PROBLEM DESCRIPTION
Give the count of lines that include the string "szociális". Add nothing to it.

Recorded data

<<<<

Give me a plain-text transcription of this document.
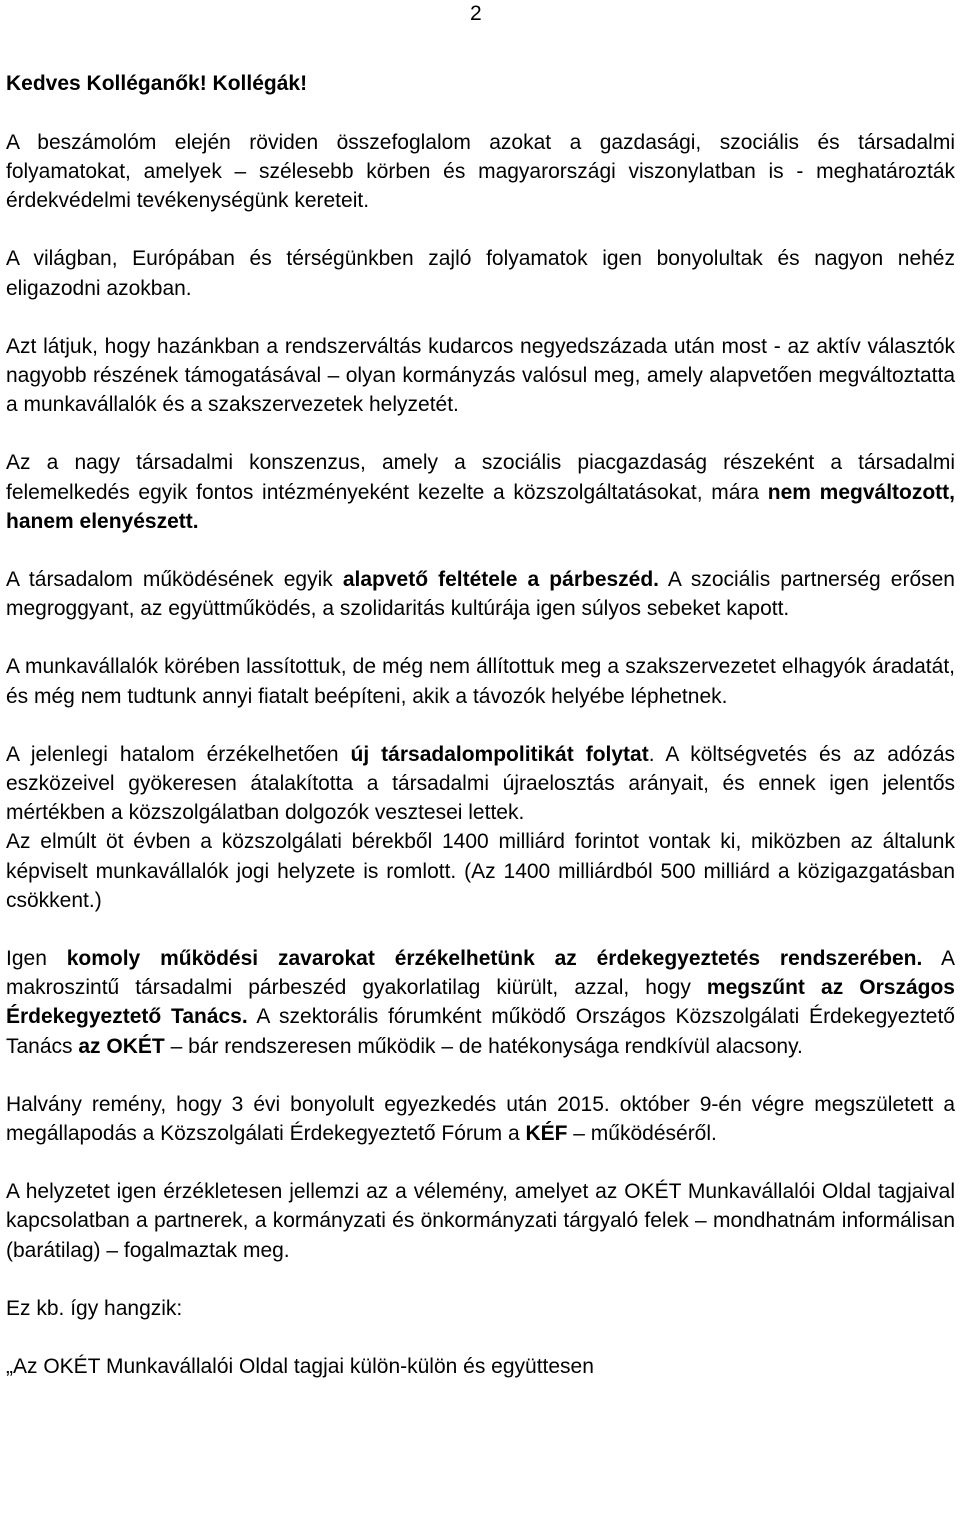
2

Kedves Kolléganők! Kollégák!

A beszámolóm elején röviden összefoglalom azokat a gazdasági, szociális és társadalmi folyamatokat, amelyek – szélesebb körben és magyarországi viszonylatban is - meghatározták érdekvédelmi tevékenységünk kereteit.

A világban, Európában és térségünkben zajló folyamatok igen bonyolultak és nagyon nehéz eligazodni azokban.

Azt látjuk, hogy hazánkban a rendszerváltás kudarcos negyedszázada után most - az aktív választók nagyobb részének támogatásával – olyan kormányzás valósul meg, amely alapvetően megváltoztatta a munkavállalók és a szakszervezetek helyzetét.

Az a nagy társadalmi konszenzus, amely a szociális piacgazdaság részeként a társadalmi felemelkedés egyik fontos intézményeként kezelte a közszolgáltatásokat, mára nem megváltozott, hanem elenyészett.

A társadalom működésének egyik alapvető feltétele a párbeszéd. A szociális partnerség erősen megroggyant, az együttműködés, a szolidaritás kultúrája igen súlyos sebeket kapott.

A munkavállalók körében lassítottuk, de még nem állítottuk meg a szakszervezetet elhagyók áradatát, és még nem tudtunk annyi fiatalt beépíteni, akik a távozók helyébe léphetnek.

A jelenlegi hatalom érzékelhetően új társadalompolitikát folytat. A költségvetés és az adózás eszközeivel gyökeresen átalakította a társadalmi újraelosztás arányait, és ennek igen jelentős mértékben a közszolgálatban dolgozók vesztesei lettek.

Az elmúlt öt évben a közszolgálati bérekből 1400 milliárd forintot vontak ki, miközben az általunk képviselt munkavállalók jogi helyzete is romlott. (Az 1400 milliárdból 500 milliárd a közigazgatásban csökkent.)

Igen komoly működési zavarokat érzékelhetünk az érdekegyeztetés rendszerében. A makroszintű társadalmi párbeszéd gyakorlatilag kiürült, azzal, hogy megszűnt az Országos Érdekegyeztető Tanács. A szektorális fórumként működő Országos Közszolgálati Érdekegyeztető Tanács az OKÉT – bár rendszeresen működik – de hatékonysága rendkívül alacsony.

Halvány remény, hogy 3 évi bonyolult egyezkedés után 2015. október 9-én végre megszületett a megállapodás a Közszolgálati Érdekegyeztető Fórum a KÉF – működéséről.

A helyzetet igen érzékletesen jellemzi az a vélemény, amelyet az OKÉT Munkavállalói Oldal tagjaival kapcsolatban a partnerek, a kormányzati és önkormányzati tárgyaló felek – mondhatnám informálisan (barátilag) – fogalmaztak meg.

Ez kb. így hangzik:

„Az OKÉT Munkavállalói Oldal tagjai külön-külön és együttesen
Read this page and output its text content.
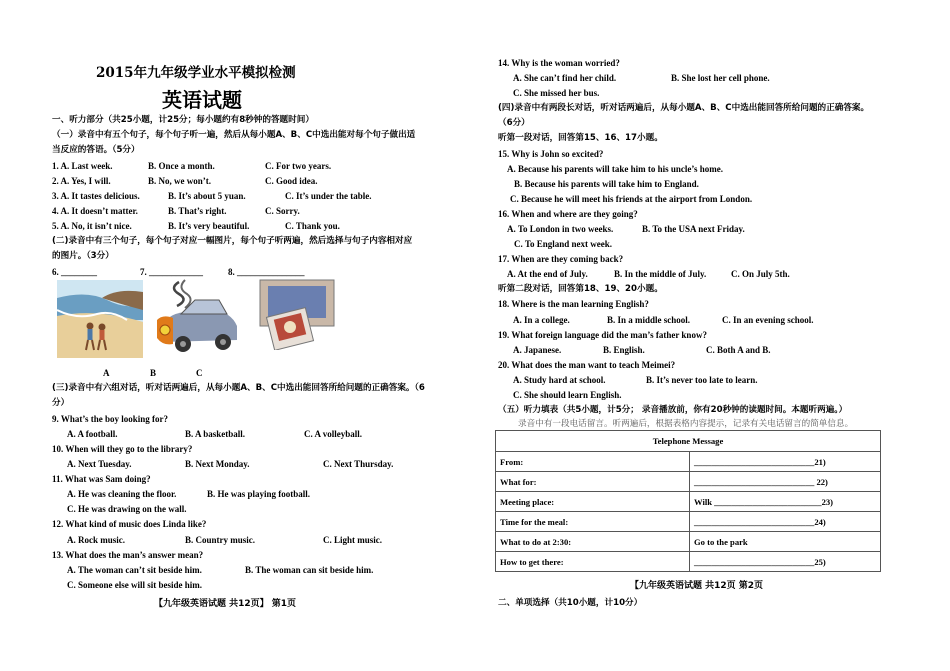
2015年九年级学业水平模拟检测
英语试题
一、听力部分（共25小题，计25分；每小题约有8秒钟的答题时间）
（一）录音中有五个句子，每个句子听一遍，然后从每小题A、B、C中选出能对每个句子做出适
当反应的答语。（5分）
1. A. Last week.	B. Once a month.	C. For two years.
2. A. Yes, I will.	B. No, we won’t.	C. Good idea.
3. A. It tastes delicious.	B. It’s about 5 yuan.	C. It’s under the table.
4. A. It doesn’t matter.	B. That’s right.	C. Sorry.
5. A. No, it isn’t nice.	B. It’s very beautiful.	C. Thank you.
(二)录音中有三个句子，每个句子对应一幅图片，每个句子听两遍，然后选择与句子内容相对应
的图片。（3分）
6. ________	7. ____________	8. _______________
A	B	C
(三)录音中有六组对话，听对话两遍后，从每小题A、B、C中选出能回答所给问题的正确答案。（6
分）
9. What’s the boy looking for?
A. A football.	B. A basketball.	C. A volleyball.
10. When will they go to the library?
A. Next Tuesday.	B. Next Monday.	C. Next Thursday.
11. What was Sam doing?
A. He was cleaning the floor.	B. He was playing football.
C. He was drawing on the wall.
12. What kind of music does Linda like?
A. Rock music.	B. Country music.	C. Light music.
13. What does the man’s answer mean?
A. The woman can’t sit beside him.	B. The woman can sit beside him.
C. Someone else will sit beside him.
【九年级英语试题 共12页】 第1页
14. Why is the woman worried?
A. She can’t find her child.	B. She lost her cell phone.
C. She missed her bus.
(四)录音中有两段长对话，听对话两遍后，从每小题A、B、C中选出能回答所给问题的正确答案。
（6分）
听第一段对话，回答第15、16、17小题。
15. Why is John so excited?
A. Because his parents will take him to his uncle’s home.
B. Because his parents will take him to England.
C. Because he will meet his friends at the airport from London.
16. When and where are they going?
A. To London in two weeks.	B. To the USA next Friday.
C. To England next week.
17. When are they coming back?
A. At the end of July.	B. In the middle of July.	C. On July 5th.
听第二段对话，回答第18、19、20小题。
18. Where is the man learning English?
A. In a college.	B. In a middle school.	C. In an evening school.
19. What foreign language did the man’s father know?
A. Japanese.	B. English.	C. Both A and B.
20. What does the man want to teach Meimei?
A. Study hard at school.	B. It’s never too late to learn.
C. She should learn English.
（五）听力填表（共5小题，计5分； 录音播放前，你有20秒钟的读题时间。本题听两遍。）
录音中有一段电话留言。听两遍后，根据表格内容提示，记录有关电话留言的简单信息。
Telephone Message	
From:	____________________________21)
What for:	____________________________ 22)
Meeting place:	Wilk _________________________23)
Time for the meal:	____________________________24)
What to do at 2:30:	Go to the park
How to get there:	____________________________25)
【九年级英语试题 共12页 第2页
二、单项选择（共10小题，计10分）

>>>>

REPLY
3